Records for this exercise —
---
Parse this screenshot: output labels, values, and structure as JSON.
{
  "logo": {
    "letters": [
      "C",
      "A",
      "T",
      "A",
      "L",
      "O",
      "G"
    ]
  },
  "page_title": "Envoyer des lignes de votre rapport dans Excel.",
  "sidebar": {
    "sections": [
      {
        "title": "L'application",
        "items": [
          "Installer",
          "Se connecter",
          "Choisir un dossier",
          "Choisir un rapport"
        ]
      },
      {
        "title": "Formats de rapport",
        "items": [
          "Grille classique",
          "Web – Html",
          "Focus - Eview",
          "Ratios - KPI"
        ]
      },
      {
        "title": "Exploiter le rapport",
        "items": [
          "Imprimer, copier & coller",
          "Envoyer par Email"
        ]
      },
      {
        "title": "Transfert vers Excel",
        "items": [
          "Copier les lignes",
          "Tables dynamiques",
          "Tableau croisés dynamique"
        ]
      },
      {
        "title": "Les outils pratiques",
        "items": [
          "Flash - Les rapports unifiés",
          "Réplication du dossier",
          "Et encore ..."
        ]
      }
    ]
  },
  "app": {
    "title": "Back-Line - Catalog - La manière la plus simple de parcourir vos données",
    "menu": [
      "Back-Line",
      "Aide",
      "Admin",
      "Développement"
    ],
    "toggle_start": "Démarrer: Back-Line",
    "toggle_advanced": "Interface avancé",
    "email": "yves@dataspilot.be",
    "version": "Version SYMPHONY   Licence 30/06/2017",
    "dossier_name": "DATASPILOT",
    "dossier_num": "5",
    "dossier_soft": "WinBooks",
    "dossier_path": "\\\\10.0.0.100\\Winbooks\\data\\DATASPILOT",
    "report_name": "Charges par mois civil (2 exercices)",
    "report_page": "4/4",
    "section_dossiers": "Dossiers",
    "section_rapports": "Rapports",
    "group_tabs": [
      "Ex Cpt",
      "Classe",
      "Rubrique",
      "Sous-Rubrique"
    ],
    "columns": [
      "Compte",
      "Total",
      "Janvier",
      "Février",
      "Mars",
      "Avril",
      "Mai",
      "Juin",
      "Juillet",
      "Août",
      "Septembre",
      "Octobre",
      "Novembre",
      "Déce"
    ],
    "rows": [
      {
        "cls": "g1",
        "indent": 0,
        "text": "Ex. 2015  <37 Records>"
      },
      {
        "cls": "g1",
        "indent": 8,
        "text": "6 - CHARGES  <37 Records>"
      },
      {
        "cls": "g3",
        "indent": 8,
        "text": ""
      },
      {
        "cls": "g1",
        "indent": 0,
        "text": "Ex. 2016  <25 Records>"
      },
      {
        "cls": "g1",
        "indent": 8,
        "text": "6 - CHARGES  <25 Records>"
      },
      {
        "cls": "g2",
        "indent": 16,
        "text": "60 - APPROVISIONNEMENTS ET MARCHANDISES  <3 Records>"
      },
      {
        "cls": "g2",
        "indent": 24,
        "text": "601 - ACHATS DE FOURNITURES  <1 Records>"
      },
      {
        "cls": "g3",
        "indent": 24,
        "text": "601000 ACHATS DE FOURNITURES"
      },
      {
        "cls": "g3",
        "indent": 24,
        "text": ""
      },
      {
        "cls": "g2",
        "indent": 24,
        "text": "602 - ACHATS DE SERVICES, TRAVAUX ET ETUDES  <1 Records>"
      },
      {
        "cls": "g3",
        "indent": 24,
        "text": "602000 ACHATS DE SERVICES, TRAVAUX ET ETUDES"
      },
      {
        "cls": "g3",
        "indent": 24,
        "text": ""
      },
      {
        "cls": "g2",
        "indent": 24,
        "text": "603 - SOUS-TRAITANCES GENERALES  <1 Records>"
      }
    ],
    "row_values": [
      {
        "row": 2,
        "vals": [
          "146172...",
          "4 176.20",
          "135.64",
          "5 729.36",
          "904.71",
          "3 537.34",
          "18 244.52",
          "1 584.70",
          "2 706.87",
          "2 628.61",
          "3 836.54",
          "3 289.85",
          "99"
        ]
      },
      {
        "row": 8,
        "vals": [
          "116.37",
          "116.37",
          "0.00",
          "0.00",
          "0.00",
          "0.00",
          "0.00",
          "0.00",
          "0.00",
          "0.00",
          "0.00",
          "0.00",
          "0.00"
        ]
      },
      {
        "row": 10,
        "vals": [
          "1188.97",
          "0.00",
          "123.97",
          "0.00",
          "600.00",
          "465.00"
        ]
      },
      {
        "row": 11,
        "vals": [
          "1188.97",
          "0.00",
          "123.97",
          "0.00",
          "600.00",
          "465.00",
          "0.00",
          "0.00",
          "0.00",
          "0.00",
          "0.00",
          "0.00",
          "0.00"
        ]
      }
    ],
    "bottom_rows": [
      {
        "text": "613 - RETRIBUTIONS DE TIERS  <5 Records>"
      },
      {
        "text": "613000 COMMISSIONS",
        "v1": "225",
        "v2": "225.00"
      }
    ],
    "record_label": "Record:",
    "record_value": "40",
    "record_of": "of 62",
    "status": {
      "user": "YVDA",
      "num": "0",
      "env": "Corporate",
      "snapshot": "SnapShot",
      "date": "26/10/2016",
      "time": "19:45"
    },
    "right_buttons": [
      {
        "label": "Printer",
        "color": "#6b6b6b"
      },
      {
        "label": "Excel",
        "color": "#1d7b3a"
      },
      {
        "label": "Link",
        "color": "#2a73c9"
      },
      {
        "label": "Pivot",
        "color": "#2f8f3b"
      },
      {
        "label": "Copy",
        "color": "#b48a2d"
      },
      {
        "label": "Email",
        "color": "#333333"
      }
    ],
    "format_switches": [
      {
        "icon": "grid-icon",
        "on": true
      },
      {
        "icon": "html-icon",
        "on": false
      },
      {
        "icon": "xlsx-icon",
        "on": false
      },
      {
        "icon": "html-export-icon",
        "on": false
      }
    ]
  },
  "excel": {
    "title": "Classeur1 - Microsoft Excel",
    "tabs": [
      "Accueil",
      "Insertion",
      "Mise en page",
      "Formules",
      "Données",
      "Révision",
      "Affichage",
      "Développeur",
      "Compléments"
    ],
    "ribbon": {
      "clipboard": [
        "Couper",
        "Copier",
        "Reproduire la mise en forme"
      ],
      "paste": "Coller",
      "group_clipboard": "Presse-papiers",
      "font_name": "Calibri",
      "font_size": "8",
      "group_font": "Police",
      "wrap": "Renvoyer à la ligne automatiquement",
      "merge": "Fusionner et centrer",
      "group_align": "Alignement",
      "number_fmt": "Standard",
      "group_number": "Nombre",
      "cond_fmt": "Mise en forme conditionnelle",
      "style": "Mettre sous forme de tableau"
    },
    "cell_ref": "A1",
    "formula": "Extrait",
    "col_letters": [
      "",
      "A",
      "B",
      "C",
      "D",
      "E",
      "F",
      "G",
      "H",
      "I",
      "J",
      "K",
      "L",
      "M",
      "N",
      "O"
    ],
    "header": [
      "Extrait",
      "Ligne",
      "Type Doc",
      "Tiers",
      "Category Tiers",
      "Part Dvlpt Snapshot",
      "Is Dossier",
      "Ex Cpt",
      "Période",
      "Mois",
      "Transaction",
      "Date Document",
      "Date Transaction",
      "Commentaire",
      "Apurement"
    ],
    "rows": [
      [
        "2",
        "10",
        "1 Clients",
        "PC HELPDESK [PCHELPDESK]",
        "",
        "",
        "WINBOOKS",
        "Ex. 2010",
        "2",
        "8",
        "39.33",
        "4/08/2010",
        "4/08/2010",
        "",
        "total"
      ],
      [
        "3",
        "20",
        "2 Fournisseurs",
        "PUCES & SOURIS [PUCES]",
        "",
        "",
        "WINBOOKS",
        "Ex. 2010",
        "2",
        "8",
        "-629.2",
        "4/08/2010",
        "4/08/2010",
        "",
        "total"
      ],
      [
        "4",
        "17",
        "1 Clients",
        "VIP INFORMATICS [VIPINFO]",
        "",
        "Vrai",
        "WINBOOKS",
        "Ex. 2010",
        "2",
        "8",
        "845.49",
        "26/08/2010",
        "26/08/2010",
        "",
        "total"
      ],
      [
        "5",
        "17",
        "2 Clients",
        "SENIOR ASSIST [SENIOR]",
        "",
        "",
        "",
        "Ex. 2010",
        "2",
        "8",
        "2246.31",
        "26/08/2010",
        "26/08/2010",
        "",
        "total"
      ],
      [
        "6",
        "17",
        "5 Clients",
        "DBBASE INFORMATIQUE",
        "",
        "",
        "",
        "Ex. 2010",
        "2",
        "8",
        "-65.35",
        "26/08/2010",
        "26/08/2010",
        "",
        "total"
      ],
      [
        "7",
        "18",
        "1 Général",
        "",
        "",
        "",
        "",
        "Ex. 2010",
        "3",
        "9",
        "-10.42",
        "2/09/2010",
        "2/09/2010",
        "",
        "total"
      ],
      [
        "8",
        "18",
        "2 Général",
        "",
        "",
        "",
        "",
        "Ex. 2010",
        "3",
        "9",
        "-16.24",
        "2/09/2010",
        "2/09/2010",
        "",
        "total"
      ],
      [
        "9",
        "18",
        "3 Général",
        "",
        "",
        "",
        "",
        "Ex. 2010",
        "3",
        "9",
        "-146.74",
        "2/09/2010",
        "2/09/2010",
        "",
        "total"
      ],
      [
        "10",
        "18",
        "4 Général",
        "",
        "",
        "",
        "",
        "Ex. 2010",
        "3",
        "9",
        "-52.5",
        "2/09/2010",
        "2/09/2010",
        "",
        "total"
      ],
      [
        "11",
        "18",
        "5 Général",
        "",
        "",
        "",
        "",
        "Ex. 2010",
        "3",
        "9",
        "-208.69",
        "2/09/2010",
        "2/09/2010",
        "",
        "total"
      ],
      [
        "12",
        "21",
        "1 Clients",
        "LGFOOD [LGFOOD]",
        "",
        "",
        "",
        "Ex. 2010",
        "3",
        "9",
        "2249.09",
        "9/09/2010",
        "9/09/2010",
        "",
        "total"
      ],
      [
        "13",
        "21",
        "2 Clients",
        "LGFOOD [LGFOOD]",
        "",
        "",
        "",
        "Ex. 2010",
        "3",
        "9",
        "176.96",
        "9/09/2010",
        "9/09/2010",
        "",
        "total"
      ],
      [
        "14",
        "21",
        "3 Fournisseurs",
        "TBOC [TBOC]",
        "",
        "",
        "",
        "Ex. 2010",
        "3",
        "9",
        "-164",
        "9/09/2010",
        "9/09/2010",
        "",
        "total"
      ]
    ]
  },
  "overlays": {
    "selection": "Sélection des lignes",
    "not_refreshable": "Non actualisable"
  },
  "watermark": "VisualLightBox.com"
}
---
Gather each line in the data that holds the string "SERVICES".

        "text": "602 - ACHATS DE SERVICES, TRAVAUX ET ETUDES  <1 Records>"
        "text": "602000 ACHATS DE SERVICES, TRAVAUX ET ETUDES"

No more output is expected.